EXERCISE OBJECTIVE: Go through the records underneath and write each one out again exactly.

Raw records
»»

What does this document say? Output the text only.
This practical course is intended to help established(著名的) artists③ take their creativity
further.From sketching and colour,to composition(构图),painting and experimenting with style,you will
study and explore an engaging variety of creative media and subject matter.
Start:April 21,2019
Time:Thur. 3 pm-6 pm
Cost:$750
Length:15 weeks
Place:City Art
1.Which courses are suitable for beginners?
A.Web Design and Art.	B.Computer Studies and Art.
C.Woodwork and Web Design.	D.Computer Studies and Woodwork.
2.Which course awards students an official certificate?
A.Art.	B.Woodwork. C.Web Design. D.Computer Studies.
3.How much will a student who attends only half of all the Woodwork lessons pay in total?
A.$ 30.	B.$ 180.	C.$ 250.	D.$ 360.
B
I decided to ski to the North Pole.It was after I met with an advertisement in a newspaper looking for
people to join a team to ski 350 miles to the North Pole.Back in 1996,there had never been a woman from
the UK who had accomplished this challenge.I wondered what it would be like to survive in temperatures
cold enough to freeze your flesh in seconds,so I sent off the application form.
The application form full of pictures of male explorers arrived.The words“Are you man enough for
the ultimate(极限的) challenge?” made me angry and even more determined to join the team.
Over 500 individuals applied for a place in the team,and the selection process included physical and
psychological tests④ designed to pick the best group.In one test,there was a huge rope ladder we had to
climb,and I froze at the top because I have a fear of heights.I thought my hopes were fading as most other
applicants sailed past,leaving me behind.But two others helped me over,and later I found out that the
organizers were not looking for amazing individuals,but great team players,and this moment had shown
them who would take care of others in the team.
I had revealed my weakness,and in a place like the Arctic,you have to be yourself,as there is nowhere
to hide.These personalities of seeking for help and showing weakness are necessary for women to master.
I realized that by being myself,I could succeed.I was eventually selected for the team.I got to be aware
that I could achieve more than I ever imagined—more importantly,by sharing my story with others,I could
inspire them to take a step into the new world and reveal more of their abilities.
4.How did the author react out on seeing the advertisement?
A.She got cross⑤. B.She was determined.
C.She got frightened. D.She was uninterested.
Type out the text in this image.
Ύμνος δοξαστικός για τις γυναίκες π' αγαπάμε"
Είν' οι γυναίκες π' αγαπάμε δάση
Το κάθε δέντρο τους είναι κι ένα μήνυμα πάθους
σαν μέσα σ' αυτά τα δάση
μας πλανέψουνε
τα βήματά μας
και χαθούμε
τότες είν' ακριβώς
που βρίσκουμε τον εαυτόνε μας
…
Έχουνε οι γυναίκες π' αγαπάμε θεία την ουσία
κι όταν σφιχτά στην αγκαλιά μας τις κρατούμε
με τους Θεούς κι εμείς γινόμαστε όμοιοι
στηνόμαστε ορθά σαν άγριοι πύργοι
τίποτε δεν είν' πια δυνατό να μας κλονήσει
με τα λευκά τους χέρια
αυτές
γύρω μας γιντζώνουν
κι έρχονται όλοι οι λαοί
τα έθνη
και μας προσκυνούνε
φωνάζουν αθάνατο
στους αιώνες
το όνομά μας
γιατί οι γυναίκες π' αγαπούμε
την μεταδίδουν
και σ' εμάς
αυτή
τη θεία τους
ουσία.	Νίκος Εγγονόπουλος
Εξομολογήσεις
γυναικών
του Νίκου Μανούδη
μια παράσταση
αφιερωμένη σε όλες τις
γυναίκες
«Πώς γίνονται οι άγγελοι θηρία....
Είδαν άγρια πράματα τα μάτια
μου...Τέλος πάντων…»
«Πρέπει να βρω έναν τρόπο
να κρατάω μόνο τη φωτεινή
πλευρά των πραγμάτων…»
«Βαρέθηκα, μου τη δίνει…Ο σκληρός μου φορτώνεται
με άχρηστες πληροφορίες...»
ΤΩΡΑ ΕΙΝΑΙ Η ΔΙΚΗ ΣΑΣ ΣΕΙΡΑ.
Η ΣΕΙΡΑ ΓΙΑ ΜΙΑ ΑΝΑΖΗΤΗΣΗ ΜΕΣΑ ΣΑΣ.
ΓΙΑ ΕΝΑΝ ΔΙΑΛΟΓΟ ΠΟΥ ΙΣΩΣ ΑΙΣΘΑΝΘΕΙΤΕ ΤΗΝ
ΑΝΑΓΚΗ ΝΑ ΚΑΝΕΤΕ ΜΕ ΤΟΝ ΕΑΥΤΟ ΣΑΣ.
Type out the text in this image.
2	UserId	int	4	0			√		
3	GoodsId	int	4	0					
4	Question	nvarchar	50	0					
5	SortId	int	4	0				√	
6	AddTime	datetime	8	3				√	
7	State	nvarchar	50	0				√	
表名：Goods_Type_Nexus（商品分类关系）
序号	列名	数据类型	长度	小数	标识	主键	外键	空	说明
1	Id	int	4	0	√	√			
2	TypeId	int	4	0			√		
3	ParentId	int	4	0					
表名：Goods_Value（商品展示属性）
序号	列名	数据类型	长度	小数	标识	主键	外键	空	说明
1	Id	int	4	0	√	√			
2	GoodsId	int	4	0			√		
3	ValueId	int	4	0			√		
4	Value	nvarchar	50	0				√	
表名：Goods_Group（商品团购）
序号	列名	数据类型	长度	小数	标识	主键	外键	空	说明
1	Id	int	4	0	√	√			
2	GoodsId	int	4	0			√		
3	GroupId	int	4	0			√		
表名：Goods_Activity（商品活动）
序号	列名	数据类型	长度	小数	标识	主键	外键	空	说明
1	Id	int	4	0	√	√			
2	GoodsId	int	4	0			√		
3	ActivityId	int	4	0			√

««

SOLUTION TO THIS PROBLEM:
What does this document say? Output the text only.
This practical course is intended to help established(著名的) artists③ take their creativity
further.From sketching and colour,to composition(构图),painting and experimenting with style,you will
study and explore an engaging variety of creative media and subject matter.
Start:April 21,2019
Time:Thur. 3 pm-6 pm
Cost:$750
Length:15 weeks
Place:City Art
1.Which courses are suitable for beginners?
A.Web Design and Art.	B.Computer Studies and Art.
C.Woodwork and Web Design.	D.Computer Studies and Woodwork.
2.Which course awards students an official certificate?
A.Art.	B.Woodwork. C.Web Design. D.Computer Studies.
3.How much will a student who attends only half of all the Woodwork lessons pay in total?
A.$ 30.	B.$ 180.	C.$ 250.	D.$ 360.
B
I decided to ski to the North Pole.It was after I met with an advertisement in a newspaper looking for
people to join a team to ski 350 miles to the North Pole.Back in 1996,there had never been a woman from
the UK who had accomplished this challenge.I wondered what it would be like to survive in temperatures
cold enough to freeze your flesh in seconds,so I sent off the application form.
The application form full of pictures of male explorers arrived.The words“Are you man enough for
the ultimate(极限的) challenge?” made me angry and even more determined to join the team.
Over 500 individuals applied for a place in the team,and the selection process included physical and
psychological tests④ designed to pick the best group.In one test,there was a huge rope ladder we had to
climb,and I froze at the top because I have a fear of heights.I thought my hopes were fading as most other
applicants sailed past,leaving me behind.But two others helped me over,and later I found out that the
organizers were not looking for amazing individuals,but great team players,and this moment had shown
them who would take care of others in the team.
I had revealed my weakness,and in a place like the Arctic,you have to be yourself,as there is nowhere
to hide.These personalities of seeking for help and showing weakness are necessary for women to master.
I realized that by being myself,I could succeed.I was eventually selected for the team.I got to be aware
that I could achieve more than I ever imagined—more importantly,by sharing my story with others,I could
inspire them to take a step into the new world and reveal more of their abilities.
4.How did the author react out on seeing the advertisement?
A.She got cross⑤. B.She was determined.
C.She got frightened. D.She was uninterested.
Type out the text in this image.
Ύμνος δοξαστικός για τις γυναίκες π' αγαπάμε"
Είν' οι γυναίκες π' αγαπάμε δάση
Το κάθε δέντρο τους είναι κι ένα μήνυμα πάθους
σαν μέσα σ' αυτά τα δάση
μας πλανέψουνε
τα βήματά μας
και χαθούμε
τότες είν' ακριβώς
που βρίσκουμε τον εαυτόνε μας
…
Έχουνε οι γυναίκες π' αγαπάμε θεία την ουσία
κι όταν σφιχτά στην αγκαλιά μας τις κρατούμε
με τους Θεούς κι εμείς γινόμαστε όμοιοι
στηνόμαστε ορθά σαν άγριοι πύργοι
τίποτε δεν είν' πια δυνατό να μας κλονήσει
με τα λευκά τους χέρια
αυτές
γύρω μας γιντζώνουν
κι έρχονται όλοι οι λαοί
τα έθνη
και μας προσκυνούνε
φωνάζουν αθάνατο
στους αιώνες
το όνομά μας
γιατί οι γυναίκες π' αγαπούμε
την μεταδίδουν
και σ' εμάς
αυτή
τη θεία τους
ουσία.	Νίκος Εγγονόπουλος
Εξομολογήσεις
γυναικών
του Νίκου Μανούδη
μια παράσταση
αφιερωμένη σε όλες τις
γυναίκες
«Πώς γίνονται οι άγγελοι θηρία....
Είδαν άγρια πράματα τα μάτια
μου...Τέλος πάντων…»
«Πρέπει να βρω έναν τρόπο
να κρατάω μόνο τη φωτεινή
πλευρά των πραγμάτων…»
«Βαρέθηκα, μου τη δίνει…Ο σκληρός μου φορτώνεται
με άχρηστες πληροφορίες...»
ΤΩΡΑ ΕΙΝΑΙ Η ΔΙΚΗ ΣΑΣ ΣΕΙΡΑ.
Η ΣΕΙΡΑ ΓΙΑ ΜΙΑ ΑΝΑΖΗΤΗΣΗ ΜΕΣΑ ΣΑΣ.
ΓΙΑ ΕΝΑΝ ΔΙΑΛΟΓΟ ΠΟΥ ΙΣΩΣ ΑΙΣΘΑΝΘΕΙΤΕ ΤΗΝ
ΑΝΑΓΚΗ ΝΑ ΚΑΝΕΤΕ ΜΕ ΤΟΝ ΕΑΥΤΟ ΣΑΣ.
Type out the text in this image.
2	UserId	int	4	0			√		
3	GoodsId	int	4	0					
4	Question	nvarchar	50	0					
5	SortId	int	4	0				√	
6	AddTime	datetime	8	3				√	
7	State	nvarchar	50	0				√	
表名：Goods_Type_Nexus（商品分类关系）
序号	列名	数据类型	长度	小数	标识	主键	外键	空	说明
1	Id	int	4	0	√	√			
2	TypeId	int	4	0			√		
3	ParentId	int	4	0					
表名：Goods_Value（商品展示属性）
序号	列名	数据类型	长度	小数	标识	主键	外键	空	说明
1	Id	int	4	0	√	√			
2	GoodsId	int	4	0			√		
3	ValueId	int	4	0			√		
4	Value	nvarchar	50	0				√	
表名：Goods_Group（商品团购）
序号	列名	数据类型	长度	小数	标识	主键	外键	空	说明
1	Id	int	4	0	√	√			
2	GoodsId	int	4	0			√		
3	GroupId	int	4	0			√		
表名：Goods_Activity（商品活动）
序号	列名	数据类型	长度	小数	标识	主键	外键	空	说明
1	Id	int	4	0	√	√			
2	GoodsId	int	4	0			√		
3	ActivityId	int	4	0			√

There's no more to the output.